◆ **Written task**
Pick up the privilege escalation walkthrough below right after its last sentence and keep writing it.

◆ **Supplied text**
>> BEGIN

Privilege Escalation to SYSTEM

Now that we know the password for svc_loanmgr we try logging in through SMB for any new shares. Nothing new there but we do confirm the password works.

  • We find that they can also login through WinRM, but again nothing new to find within their user folders or additional privileges on the box itself.

So we go back to Bloodhound now that we have a new principal, 'svc_loanmgr' and see if they have an easy route to Domain Admin perhaps..

  • First we enter SVC_LOANMGR in the search bar. When their node populates in the graph we right-click and mark them as owned.

  • Next we go to the 'Analysis' tab and try a query in the 'Shortest Paths' category, first go-to is always 'Shorts Paths to DOmain Admins from Owned Principals'. Just in case they may have some additional privilege we hadn't noticed yet, but all we see linked to DA is the Administrator account.

Although we didn't get any hits from that query there's a whole other category of 'Dangerous Privileges' queries we can try running next.

  • The first one 'Find Principals with DCSync Rights' gives us our escalation path.

  • Notice in the graph how one of the principals with DCSync rights is our SVC_loanmgr that we've already marked as OWNED.

>> END

◆ **Information shown**
>> BEGIN

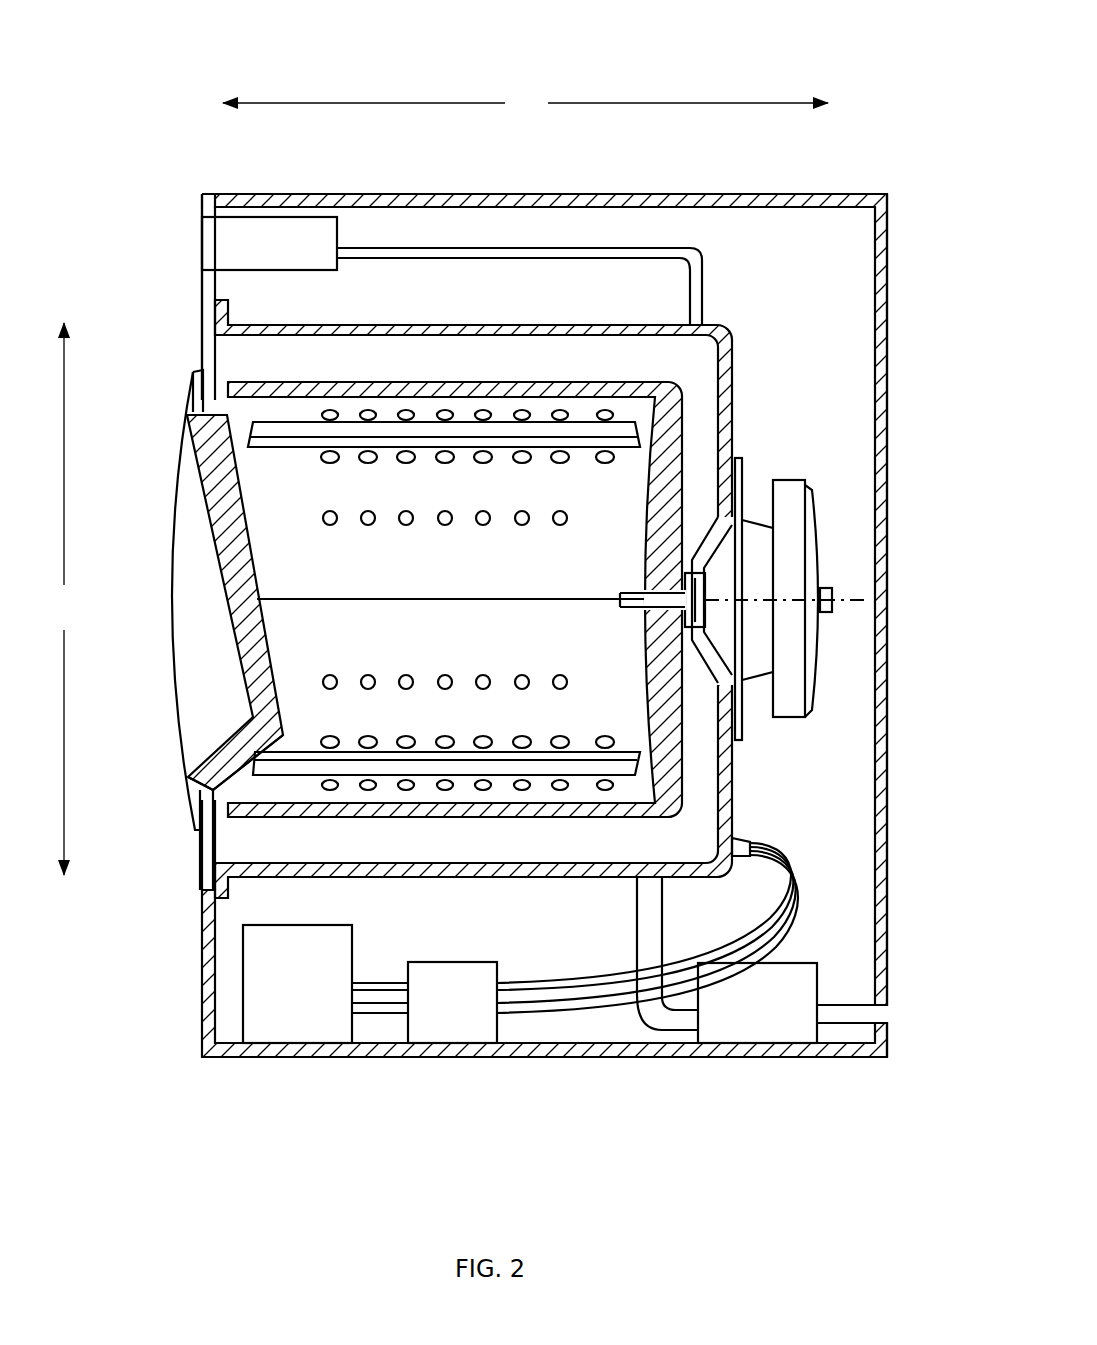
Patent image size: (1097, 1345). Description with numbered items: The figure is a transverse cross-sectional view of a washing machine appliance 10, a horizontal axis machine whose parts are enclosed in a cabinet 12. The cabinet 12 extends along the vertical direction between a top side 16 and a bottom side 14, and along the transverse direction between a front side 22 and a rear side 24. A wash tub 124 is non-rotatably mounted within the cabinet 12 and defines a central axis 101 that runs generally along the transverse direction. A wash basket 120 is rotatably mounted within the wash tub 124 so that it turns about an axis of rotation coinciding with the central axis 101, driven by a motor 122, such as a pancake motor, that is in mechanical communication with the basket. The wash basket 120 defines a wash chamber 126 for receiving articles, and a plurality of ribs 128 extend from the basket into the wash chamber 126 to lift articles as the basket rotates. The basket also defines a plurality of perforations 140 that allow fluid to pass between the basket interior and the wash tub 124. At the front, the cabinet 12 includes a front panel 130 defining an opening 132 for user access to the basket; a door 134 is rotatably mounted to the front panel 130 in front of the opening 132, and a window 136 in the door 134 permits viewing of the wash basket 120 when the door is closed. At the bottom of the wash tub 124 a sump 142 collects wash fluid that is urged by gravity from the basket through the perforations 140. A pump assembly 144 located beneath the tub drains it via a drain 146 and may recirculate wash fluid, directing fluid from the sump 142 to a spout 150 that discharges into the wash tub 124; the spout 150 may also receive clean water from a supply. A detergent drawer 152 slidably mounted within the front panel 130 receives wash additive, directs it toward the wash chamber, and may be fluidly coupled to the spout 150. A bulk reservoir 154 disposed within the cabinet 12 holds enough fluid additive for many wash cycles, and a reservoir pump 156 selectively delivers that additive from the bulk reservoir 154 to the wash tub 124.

The washing machine appliance 10 is at (170, 78).
The cabinet 12 is at (890, 710).
The bottom side 14 is at (897, 1040).
The top side 16 is at (897, 186).
The front side 22 is at (197, 186).
The rear side 24 is at (893, 380).
The central axis 101 is at (862, 602).
The wash basket 120 is at (443, 380).
The motor 122 is at (797, 526).
The wash tub 124 is at (735, 408).
The wash chamber 126 is at (295, 552).
The ribs 128 is at (337, 598).
The front panel 130 is at (212, 882).
The opening 132 is at (222, 410).
The door 134 is at (187, 650).
The window 136 is at (222, 742).
The perforations 140 is at (560, 527).
The sump 142 is at (700, 838).
The pump assembly 144 is at (752, 1030).
The drain 146 is at (640, 875).
The spout 150 is at (705, 292).
The detergent drawer 152 is at (297, 232).
The bulk reservoir 154 is at (285, 1025).
The reservoir pump 156 is at (445, 1028).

>> END

◆ **Written reply**
  • If we right-click the edge between our owned principal node and the domain node you'll get a pop-up specific to that edge. Click the Help button to see additional information about what this relationship means and how to exploit it.

  • As we can see from the Info tab, the user 'svc_loanmgr' has domain privileges to perform DS-Replication-Get-Changes and DS-Replication-Get-Changes-All . With these two privileges we can perform a DCSync attack as svc_loanmgr.

Now that we know 'svc_loanmgr' has DCSync rights we can try dumping hashes directly from the Domain Controller. Bloodhound would suggest using Mimikatz to exploit these privileges, but we're just going to use the secretsdump.py script from the Impacket Tool Suite.

After we have these hashes we can use psexec to pass the administrator's hash to the DC and get on as a SYSTEM level account.